▶ _THE INPUT_
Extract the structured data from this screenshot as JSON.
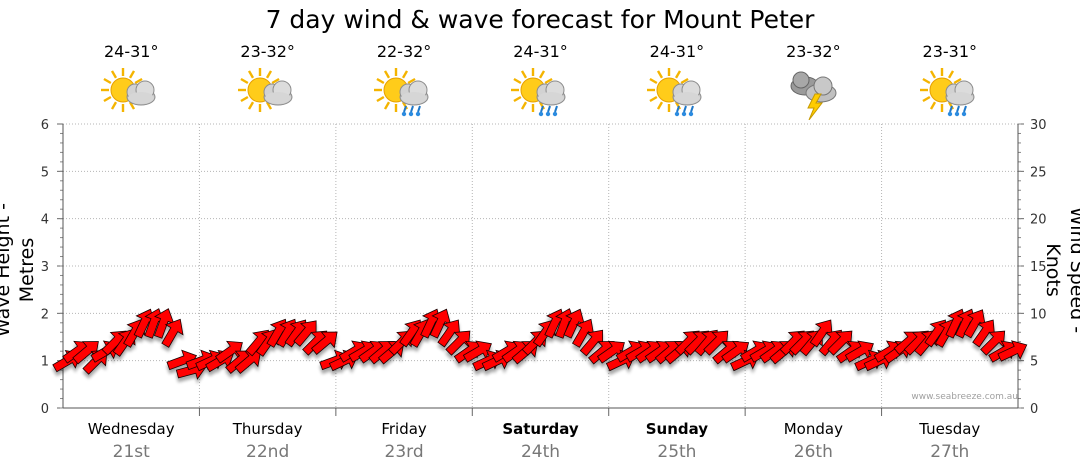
{
  "chart_data": {
    "type": "line",
    "title": "7 day wind & wave forecast for Mount Peter",
    "ylabel_left": "Wave Height - Metres",
    "ylabel_right": "Wind Speed - Knots",
    "ylim_left": [
      0,
      6
    ],
    "ylim_right": [
      0,
      30
    ],
    "yticks_left": [
      "0",
      "1",
      "2",
      "3",
      "4",
      "5",
      "6"
    ],
    "yticks_right": [
      "0",
      "5",
      "10",
      "15",
      "20",
      "25",
      "30"
    ],
    "grid": true,
    "days": [
      {
        "name": "Wednesday",
        "date": "21st",
        "temp": "24-31°",
        "weather": "partly-cloudy-icon",
        "weekend": false
      },
      {
        "name": "Thursday",
        "date": "22nd",
        "temp": "23-32°",
        "weather": "partly-cloudy-icon",
        "weekend": false
      },
      {
        "name": "Friday",
        "date": "23rd",
        "temp": "22-32°",
        "weather": "shower-icon",
        "weekend": false
      },
      {
        "name": "Saturday",
        "date": "24th",
        "temp": "24-31°",
        "weather": "shower-icon",
        "weekend": true
      },
      {
        "name": "Sunday",
        "date": "25th",
        "temp": "24-31°",
        "weather": "shower-icon",
        "weekend": true
      },
      {
        "name": "Monday",
        "date": "26th",
        "temp": "23-32°",
        "weather": "storm-icon",
        "weekend": false
      },
      {
        "name": "Tuesday",
        "date": "27th",
        "temp": "23-31°",
        "weather": "shower-icon",
        "weekend": false
      }
    ],
    "series": [
      {
        "name": "Wind Speed",
        "axis": "right",
        "values": [
          5,
          6,
          6,
          5,
          6,
          7,
          7,
          8,
          9,
          9,
          9,
          8,
          5,
          4,
          5,
          5,
          5,
          6,
          5,
          5,
          7,
          7,
          8,
          8,
          8,
          8,
          7,
          7,
          5,
          5,
          6,
          6,
          6,
          6,
          6,
          7,
          8,
          8,
          9,
          9,
          8,
          7,
          6,
          6,
          5,
          5,
          6,
          6,
          6,
          7,
          8,
          9,
          9,
          9,
          8,
          7,
          6,
          6,
          5,
          6,
          6,
          6,
          6,
          6,
          6,
          7,
          7,
          7,
          7,
          6,
          6,
          5,
          6,
          6,
          6,
          6,
          7,
          7,
          7,
          8,
          7,
          7,
          6,
          6,
          5,
          5,
          6,
          6,
          7,
          7,
          7,
          8,
          8,
          9,
          9,
          9,
          8,
          7,
          6,
          6
        ]
      }
    ],
    "wind_arrows": {
      "color": "#ff0000",
      "directions_deg": [
        240,
        235,
        230,
        225,
        240,
        225,
        215,
        210,
        205,
        200,
        200,
        210,
        250,
        255,
        250,
        245,
        240,
        235,
        230,
        230,
        220,
        215,
        210,
        210,
        215,
        220,
        225,
        230,
        250,
        245,
        240,
        240,
        235,
        230,
        230,
        225,
        215,
        210,
        205,
        205,
        215,
        225,
        235,
        240,
        245,
        245,
        240,
        235,
        230,
        225,
        215,
        205,
        200,
        205,
        210,
        220,
        230,
        235,
        245,
        240,
        240,
        235,
        235,
        230,
        230,
        225,
        225,
        220,
        225,
        230,
        235,
        245,
        240,
        240,
        235,
        230,
        225,
        225,
        220,
        215,
        220,
        225,
        235,
        240,
        245,
        245,
        240,
        235,
        230,
        225,
        220,
        215,
        210,
        205,
        205,
        210,
        215,
        225,
        240,
        245
      ]
    },
    "credit": "www.seabreeze.com.au"
  }
}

▶ _SET EXERCISE_
Extract from the data every line where "date" shows up.

▶ _RESPONSE BELOW_
        "date": "21st",
        "date": "22nd",
        "date": "23rd",
        "date": "24th",
        "date": "25th",
        "date": "26th",
        "date": "27th",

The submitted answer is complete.